THE EXERCISE
Go through the material below and copy each line where the word "icon" appears.

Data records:
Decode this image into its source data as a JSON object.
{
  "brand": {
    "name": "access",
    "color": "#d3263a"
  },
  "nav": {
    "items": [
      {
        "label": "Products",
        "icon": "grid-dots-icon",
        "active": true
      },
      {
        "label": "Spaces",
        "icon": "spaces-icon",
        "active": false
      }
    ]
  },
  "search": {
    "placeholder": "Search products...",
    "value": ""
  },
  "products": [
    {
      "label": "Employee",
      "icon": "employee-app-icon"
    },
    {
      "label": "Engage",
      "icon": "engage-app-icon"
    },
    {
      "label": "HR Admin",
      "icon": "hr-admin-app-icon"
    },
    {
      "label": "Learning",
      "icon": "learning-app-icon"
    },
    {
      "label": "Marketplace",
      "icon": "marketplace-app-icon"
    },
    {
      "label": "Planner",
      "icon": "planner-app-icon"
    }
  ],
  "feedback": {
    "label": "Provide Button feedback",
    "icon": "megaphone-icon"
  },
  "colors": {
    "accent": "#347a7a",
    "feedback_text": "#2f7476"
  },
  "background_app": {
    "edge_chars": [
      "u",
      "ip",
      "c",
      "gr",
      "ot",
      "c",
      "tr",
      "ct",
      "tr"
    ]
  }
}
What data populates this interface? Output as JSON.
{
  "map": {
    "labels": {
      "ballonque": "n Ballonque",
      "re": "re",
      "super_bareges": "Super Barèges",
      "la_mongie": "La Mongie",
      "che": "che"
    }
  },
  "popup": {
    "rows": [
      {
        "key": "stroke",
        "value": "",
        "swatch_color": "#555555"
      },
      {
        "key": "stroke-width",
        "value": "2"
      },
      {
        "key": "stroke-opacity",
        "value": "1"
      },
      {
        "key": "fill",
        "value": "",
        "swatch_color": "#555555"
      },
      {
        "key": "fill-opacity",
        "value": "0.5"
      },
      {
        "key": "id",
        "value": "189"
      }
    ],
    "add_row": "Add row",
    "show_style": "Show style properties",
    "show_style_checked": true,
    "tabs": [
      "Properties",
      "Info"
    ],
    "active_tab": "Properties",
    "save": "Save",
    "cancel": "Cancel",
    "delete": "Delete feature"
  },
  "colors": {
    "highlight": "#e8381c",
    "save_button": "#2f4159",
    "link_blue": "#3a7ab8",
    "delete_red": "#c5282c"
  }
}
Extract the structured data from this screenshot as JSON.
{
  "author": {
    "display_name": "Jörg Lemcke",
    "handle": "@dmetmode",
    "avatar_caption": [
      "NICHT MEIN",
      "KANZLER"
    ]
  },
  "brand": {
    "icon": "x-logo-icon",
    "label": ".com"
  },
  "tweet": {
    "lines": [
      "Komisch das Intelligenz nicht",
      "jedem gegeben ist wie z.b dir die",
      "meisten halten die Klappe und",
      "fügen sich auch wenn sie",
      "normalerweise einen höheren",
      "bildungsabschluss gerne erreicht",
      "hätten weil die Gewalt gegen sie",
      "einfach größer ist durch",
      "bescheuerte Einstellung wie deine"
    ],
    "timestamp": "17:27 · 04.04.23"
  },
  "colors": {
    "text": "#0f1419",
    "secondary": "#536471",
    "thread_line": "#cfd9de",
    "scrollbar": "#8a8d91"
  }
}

SOLUTION TO THIS PROBLEM
        "icon": "grid-dots-icon",
        "icon": "spaces-icon",
      "icon": "employee-app-icon"
      "icon": "engage-app-icon"
      "icon": "hr-admin-app-icon"
      "icon": "learning-app-icon"
      "icon": "marketplace-app-icon"
      "icon": "planner-app-icon"
    "icon": "megaphone-icon"
    "icon": "x-logo-icon",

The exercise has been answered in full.